====== RECORDS SHOWN ======

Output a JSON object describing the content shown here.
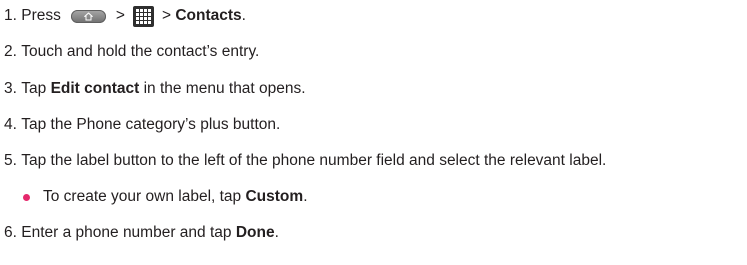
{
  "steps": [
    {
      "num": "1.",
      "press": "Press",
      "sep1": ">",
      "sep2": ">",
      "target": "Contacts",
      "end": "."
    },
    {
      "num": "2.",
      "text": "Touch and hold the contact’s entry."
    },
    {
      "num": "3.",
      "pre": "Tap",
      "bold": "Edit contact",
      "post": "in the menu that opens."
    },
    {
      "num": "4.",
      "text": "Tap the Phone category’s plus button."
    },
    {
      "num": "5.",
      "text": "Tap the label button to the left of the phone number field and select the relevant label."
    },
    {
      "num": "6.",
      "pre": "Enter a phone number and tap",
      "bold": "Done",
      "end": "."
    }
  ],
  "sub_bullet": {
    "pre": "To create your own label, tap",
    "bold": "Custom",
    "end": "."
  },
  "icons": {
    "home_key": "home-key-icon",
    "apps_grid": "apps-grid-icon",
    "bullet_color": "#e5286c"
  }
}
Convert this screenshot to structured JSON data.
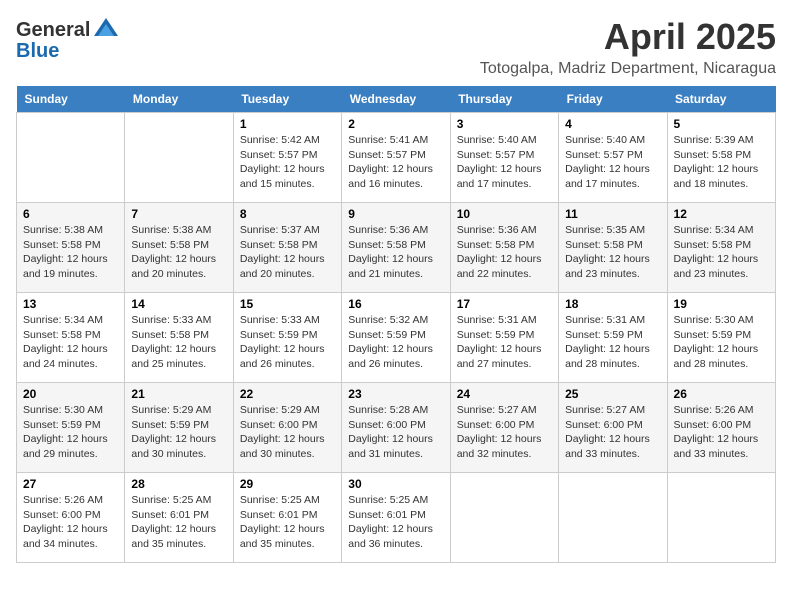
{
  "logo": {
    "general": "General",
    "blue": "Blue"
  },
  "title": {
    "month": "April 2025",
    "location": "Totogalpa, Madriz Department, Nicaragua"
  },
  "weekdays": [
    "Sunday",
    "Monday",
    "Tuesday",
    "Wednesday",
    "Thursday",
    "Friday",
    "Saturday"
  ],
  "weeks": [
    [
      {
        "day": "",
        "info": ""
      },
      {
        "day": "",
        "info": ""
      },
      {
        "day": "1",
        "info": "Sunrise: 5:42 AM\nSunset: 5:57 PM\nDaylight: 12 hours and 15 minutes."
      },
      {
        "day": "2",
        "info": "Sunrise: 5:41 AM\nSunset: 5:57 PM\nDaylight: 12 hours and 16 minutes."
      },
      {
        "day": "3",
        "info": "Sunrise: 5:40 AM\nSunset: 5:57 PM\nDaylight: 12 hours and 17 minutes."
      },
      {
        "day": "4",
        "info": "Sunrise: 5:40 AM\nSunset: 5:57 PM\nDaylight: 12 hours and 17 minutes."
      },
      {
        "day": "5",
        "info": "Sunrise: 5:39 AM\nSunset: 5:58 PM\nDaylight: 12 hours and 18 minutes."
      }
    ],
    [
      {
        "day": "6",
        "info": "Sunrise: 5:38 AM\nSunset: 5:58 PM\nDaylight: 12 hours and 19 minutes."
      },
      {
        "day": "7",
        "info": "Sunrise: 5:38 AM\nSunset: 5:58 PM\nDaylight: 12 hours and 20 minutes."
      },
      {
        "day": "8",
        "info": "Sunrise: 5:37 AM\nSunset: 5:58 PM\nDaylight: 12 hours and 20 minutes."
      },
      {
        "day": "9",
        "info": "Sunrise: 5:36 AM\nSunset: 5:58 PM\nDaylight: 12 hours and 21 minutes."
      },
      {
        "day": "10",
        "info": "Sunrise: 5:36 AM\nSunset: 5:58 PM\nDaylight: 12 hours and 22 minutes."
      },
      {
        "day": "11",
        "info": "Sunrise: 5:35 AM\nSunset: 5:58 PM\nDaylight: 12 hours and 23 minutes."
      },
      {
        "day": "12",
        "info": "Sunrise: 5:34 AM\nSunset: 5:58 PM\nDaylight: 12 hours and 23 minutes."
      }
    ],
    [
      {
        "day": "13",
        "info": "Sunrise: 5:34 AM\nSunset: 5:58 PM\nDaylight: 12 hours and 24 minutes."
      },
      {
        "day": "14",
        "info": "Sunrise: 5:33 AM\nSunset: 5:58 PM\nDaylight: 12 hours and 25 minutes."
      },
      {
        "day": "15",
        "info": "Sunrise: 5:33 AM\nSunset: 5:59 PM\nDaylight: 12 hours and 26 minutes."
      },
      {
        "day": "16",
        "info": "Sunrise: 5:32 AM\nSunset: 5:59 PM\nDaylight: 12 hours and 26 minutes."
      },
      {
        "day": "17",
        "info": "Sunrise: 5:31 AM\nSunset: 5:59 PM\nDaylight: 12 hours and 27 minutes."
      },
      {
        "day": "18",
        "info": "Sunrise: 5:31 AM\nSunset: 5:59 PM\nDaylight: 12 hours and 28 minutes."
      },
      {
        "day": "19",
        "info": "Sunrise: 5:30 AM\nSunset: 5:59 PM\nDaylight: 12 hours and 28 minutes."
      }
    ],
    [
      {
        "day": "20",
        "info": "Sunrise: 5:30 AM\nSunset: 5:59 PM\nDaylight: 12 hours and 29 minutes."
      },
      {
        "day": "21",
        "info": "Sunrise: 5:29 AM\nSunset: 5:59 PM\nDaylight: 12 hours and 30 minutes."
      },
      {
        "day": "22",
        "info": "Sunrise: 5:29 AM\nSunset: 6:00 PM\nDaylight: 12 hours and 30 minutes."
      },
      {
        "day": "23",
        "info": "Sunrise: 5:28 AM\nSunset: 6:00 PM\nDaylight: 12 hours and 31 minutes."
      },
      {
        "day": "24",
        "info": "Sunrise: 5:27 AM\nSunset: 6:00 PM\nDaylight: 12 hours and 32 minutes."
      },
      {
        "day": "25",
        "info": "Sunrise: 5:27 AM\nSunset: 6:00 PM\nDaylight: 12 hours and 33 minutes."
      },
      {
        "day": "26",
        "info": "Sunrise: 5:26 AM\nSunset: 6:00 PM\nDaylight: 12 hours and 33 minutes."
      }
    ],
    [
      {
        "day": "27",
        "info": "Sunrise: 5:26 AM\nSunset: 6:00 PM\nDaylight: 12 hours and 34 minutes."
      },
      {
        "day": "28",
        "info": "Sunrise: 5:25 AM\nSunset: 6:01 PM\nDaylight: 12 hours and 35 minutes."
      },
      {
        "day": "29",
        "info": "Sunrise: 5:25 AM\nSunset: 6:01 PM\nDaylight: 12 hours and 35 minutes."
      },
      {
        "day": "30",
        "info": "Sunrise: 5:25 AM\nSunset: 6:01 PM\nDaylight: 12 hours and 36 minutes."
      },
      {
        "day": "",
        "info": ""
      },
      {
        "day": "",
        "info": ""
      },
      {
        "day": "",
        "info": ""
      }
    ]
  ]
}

======
====== RECORDS SHOWN ======

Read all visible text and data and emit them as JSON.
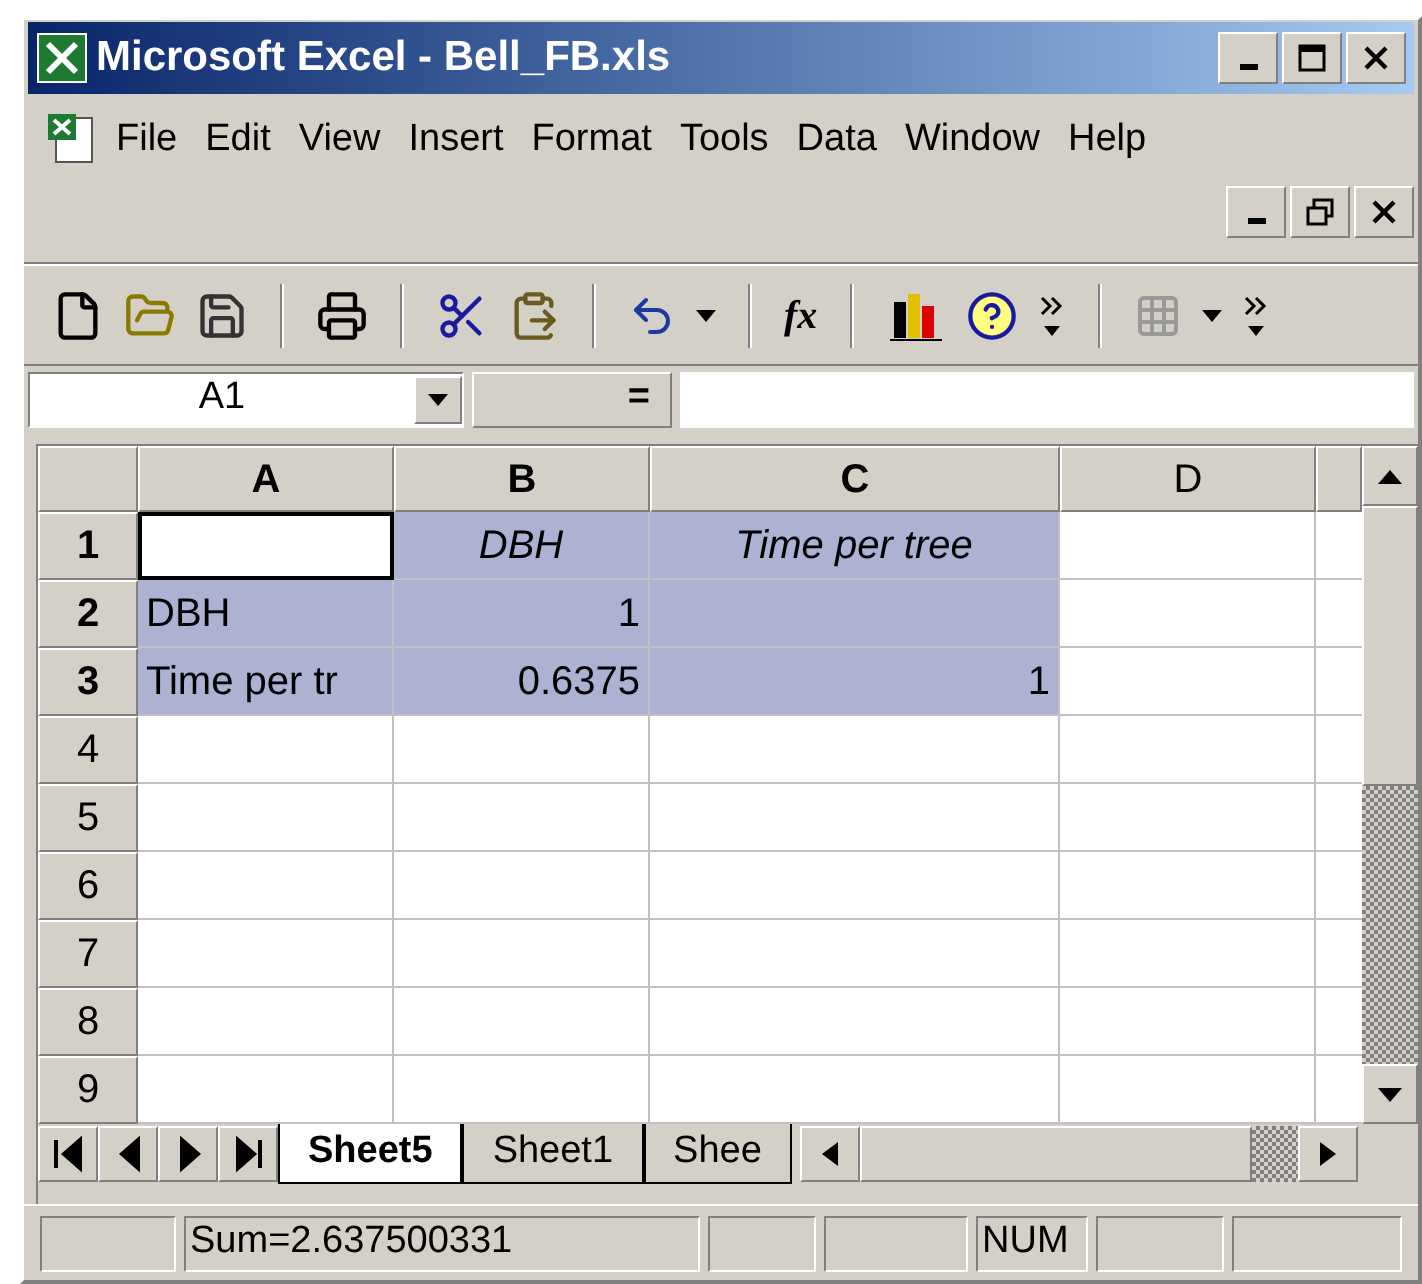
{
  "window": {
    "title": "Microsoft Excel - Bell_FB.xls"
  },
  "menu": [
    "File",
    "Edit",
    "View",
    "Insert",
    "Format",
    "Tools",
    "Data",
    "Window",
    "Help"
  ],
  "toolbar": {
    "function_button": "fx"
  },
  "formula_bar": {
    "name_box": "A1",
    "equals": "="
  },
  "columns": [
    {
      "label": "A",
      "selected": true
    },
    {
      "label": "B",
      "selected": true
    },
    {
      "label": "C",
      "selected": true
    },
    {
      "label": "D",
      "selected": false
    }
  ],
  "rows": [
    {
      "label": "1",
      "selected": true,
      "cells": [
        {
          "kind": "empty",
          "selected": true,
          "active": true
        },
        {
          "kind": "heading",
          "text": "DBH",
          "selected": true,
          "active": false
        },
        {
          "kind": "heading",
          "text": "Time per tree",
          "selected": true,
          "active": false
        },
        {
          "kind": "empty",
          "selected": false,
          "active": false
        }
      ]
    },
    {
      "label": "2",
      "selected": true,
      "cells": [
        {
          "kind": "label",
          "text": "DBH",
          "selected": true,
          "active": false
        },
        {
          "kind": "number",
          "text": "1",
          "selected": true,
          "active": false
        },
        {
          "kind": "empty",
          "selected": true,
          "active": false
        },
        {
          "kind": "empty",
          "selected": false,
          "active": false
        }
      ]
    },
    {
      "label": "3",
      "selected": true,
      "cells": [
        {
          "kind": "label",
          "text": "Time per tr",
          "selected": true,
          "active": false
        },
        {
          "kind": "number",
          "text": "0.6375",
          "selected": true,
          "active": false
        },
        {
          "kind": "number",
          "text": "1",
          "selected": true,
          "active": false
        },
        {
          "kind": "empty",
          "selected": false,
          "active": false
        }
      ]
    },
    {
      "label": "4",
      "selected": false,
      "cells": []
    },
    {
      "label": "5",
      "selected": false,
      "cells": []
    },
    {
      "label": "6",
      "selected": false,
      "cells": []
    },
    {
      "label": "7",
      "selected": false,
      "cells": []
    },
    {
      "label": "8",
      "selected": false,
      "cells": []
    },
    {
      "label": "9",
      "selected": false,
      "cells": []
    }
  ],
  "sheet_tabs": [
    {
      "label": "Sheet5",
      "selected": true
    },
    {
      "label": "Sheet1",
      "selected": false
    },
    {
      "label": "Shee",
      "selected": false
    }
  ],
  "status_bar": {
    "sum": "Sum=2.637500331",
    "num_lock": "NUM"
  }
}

======

- [PROBLEM REQUIREMENTS] Examine the listing and say how many of its lines contain the string "bold". Give the number alone.

- [SOLVED EXERCISE] 3